Exercise requirements
Give back every line exactly as it appears, pictures excluded.

Data shown
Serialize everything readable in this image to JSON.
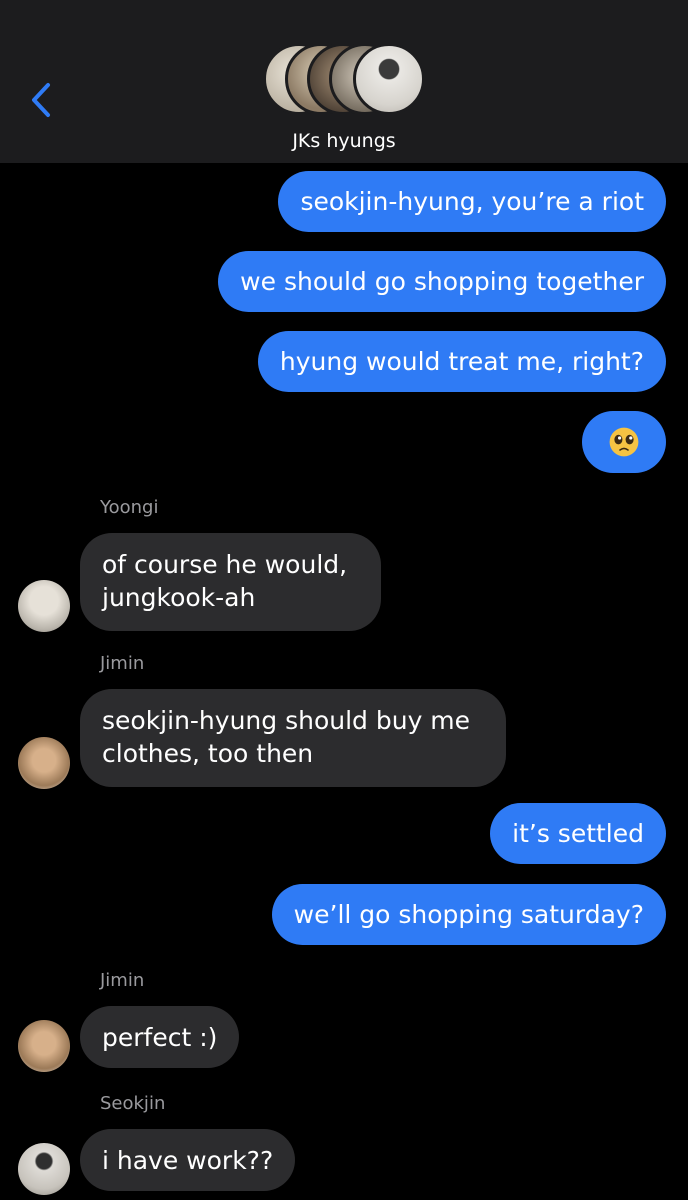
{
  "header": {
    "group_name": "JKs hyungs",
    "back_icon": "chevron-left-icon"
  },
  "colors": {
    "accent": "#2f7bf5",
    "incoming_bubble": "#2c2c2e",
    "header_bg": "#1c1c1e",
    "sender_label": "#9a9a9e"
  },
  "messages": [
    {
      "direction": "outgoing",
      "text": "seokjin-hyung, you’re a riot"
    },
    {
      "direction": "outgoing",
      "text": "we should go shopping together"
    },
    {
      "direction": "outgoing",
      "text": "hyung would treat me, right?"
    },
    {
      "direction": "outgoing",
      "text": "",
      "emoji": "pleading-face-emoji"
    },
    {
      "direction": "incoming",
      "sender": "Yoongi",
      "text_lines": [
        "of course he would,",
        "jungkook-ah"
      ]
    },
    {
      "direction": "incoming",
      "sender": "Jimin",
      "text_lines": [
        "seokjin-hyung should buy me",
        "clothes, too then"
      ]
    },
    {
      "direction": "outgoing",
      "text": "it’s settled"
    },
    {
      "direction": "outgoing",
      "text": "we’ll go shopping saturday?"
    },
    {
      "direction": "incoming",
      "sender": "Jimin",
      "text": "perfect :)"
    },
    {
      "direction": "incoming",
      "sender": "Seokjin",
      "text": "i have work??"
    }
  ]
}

Task solution
Serialize everything readable in this image to JSON.
{
  "header": {
    "group_name": "JKs hyungs",
    "back_icon": "chevron-left-icon"
  },
  "colors": {
    "accent": "#2f7bf5",
    "incoming_bubble": "#2c2c2e",
    "header_bg": "#1c1c1e",
    "sender_label": "#9a9a9e"
  },
  "messages": [
    {
      "direction": "outgoing",
      "text": "seokjin-hyung, you’re a riot"
    },
    {
      "direction": "outgoing",
      "text": "we should go shopping together"
    },
    {
      "direction": "outgoing",
      "text": "hyung would treat me, right?"
    },
    {
      "direction": "outgoing",
      "text": "",
      "emoji": "pleading-face-emoji"
    },
    {
      "direction": "incoming",
      "sender": "Yoongi",
      "text_lines": [
        "of course he would,",
        "jungkook-ah"
      ]
    },
    {
      "direction": "incoming",
      "sender": "Jimin",
      "text_lines": [
        "seokjin-hyung should buy me",
        "clothes, too then"
      ]
    },
    {
      "direction": "outgoing",
      "text": "it’s settled"
    },
    {
      "direction": "outgoing",
      "text": "we’ll go shopping saturday?"
    },
    {
      "direction": "incoming",
      "sender": "Jimin",
      "text": "perfect :)"
    },
    {
      "direction": "incoming",
      "sender": "Seokjin",
      "text": "i have work??"
    }
  ]
}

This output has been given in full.